Tell how many lines in these records contain the string "color", with only the number as the reply.

Recorded data

════════════════════

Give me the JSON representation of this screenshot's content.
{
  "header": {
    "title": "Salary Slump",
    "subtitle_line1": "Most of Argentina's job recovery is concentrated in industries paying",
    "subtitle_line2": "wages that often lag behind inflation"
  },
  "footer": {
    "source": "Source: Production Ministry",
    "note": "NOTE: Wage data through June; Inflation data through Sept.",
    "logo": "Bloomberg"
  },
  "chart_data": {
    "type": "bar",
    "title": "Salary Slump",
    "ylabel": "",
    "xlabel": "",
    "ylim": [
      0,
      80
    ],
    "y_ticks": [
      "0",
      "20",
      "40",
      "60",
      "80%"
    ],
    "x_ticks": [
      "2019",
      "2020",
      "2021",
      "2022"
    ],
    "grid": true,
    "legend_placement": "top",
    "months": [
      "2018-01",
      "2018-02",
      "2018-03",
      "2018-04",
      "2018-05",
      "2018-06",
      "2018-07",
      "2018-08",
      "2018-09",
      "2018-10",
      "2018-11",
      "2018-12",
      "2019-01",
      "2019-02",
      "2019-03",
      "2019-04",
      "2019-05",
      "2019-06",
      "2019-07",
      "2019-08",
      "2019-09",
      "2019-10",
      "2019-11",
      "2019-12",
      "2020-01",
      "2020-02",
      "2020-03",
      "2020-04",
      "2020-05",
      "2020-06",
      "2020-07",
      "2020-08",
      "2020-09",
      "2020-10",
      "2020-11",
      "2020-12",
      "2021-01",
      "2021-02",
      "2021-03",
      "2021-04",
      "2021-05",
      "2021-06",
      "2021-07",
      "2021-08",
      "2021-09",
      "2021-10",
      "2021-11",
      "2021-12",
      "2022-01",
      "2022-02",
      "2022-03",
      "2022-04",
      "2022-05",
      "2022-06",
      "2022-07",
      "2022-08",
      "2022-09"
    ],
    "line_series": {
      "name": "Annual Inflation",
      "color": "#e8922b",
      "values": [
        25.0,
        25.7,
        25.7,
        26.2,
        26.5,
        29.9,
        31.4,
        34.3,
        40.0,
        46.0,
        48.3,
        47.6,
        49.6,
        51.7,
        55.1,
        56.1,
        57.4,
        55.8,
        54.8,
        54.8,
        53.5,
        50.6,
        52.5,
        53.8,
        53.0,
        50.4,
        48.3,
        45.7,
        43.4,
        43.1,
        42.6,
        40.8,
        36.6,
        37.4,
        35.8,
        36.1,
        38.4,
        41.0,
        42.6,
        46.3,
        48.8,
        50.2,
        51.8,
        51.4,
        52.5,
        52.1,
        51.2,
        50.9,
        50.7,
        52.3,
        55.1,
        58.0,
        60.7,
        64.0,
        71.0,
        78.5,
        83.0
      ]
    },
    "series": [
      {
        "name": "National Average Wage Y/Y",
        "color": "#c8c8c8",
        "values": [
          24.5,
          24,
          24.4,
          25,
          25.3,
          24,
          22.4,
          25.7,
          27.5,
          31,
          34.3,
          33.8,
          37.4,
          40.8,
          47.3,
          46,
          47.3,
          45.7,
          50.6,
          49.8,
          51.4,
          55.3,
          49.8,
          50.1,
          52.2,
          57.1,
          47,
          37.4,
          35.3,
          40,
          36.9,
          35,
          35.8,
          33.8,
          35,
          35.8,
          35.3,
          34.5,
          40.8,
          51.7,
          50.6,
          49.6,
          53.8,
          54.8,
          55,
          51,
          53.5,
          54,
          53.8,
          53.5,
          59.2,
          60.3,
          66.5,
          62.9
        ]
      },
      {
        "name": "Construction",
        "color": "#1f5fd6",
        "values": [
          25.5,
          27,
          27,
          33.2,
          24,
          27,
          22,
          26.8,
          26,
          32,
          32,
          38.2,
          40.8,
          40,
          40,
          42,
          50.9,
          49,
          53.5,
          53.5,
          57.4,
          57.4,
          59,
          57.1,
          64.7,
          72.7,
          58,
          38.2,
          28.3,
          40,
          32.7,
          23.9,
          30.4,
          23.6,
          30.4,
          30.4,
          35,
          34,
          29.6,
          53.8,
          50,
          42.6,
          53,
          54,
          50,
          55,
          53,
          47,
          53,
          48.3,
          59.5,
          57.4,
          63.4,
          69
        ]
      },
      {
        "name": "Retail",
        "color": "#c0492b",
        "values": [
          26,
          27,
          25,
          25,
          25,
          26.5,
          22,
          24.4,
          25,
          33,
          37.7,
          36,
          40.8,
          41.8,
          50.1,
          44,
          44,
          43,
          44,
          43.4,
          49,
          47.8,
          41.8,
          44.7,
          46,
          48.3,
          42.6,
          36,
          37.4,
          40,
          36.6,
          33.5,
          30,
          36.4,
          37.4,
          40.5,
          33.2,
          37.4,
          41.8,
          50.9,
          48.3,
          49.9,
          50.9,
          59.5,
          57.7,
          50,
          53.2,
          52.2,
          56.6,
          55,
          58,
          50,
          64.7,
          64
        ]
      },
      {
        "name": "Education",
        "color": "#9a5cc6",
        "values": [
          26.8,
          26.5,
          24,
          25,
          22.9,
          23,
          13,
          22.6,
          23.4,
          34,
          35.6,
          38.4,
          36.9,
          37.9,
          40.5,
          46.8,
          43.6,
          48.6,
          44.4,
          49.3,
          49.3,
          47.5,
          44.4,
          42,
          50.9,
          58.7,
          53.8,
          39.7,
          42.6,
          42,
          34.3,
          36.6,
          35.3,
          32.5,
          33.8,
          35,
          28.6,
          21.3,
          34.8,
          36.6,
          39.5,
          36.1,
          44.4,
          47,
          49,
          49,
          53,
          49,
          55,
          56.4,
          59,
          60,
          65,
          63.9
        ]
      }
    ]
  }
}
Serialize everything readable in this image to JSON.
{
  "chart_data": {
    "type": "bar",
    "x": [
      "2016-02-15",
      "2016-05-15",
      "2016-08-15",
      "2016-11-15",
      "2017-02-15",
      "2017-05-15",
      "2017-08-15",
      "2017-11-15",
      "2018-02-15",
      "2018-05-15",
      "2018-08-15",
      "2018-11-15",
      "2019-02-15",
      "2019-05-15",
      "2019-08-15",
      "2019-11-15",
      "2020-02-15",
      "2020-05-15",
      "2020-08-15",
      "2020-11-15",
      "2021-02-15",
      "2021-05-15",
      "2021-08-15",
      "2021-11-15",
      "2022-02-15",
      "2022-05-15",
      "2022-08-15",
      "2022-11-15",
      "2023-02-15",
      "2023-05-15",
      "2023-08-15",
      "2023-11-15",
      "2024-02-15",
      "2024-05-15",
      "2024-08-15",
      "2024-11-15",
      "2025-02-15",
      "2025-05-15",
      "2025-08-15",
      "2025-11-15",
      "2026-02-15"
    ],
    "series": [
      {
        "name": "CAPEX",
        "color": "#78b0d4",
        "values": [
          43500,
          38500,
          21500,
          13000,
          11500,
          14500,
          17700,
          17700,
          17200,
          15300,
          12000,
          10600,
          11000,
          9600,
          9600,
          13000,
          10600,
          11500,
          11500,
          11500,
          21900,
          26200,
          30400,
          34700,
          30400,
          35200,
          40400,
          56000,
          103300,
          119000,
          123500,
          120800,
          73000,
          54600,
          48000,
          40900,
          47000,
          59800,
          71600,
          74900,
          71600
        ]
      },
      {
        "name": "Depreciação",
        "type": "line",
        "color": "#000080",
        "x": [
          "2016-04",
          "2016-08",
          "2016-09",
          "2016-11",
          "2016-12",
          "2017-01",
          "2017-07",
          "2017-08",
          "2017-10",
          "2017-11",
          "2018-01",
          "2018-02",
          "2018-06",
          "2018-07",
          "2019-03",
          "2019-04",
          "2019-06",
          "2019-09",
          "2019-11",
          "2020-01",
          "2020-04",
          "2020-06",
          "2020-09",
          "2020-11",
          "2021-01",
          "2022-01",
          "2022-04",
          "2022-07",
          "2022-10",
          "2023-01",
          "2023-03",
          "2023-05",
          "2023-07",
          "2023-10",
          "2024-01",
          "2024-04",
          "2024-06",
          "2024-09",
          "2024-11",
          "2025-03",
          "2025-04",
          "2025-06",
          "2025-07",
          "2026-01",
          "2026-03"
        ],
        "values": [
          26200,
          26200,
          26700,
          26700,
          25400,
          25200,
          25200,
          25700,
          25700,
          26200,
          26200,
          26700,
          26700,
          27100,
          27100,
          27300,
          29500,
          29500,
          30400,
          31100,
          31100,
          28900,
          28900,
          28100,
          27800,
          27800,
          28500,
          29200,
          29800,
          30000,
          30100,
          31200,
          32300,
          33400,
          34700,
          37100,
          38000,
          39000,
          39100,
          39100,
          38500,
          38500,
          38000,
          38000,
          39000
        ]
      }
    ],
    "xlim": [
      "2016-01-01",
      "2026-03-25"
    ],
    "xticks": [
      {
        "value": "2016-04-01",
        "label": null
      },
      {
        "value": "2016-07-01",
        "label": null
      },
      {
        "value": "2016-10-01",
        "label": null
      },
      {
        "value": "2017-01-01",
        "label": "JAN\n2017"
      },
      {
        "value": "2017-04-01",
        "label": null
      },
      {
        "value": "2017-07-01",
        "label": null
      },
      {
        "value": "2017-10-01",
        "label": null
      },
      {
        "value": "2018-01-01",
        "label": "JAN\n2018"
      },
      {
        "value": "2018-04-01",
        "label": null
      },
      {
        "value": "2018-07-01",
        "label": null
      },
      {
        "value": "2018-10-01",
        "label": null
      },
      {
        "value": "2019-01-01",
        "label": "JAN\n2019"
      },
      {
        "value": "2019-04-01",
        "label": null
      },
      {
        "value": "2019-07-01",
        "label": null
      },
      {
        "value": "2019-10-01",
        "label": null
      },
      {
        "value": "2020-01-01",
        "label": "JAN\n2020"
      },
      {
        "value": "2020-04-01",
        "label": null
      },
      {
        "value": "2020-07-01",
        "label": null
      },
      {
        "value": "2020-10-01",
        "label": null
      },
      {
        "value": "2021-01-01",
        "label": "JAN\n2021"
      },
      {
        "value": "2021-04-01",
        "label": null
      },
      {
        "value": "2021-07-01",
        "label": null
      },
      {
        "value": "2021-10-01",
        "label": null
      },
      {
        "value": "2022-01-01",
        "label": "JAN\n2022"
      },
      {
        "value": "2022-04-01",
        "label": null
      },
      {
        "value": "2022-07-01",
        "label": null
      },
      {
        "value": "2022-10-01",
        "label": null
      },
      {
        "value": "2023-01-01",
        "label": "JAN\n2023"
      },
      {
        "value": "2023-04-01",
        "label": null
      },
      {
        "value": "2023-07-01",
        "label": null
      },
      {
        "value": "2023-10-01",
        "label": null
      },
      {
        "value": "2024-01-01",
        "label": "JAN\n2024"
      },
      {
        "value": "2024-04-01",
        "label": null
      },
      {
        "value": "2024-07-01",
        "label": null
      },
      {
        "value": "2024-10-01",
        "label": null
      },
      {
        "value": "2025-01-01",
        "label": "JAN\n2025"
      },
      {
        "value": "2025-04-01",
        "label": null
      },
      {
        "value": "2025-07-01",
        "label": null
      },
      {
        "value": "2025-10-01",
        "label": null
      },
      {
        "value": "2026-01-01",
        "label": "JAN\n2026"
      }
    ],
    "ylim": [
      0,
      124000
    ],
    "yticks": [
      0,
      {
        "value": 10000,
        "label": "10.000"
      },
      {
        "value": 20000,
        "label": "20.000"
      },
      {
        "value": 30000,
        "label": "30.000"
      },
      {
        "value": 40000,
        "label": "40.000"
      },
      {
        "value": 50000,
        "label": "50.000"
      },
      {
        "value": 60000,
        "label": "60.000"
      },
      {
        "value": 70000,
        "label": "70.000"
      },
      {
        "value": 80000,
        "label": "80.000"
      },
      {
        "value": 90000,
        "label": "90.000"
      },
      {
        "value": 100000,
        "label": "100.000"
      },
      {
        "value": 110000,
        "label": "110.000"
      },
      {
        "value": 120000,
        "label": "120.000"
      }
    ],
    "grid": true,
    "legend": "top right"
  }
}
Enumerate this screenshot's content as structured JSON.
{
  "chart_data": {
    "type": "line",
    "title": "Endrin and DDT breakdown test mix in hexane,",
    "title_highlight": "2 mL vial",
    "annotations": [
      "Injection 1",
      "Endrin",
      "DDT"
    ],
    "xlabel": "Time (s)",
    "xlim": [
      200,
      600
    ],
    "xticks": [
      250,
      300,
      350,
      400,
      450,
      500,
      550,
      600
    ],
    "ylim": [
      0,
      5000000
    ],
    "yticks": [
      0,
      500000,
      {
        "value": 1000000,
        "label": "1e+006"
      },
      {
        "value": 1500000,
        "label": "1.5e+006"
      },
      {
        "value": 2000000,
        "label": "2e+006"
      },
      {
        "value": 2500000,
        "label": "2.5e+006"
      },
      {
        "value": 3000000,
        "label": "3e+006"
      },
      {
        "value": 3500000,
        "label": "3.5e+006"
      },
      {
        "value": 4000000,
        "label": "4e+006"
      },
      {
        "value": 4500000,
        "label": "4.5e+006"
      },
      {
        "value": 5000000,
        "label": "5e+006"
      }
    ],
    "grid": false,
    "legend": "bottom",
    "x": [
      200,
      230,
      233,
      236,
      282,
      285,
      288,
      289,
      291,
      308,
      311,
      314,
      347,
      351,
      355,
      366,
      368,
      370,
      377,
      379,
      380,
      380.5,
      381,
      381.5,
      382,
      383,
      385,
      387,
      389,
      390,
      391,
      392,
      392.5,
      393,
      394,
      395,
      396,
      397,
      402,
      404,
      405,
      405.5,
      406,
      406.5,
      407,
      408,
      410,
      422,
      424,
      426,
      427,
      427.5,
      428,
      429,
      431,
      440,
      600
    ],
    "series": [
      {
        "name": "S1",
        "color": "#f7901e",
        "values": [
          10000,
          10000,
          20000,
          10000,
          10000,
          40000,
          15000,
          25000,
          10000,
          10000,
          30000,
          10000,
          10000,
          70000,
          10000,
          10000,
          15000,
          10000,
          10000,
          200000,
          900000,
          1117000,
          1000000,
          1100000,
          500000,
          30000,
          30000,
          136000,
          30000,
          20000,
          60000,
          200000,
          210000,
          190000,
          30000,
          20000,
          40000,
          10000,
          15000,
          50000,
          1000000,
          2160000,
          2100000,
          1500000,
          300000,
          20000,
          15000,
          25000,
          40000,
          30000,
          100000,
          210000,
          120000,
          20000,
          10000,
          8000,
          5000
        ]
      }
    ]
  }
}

════════════════════

[Written reply]: 8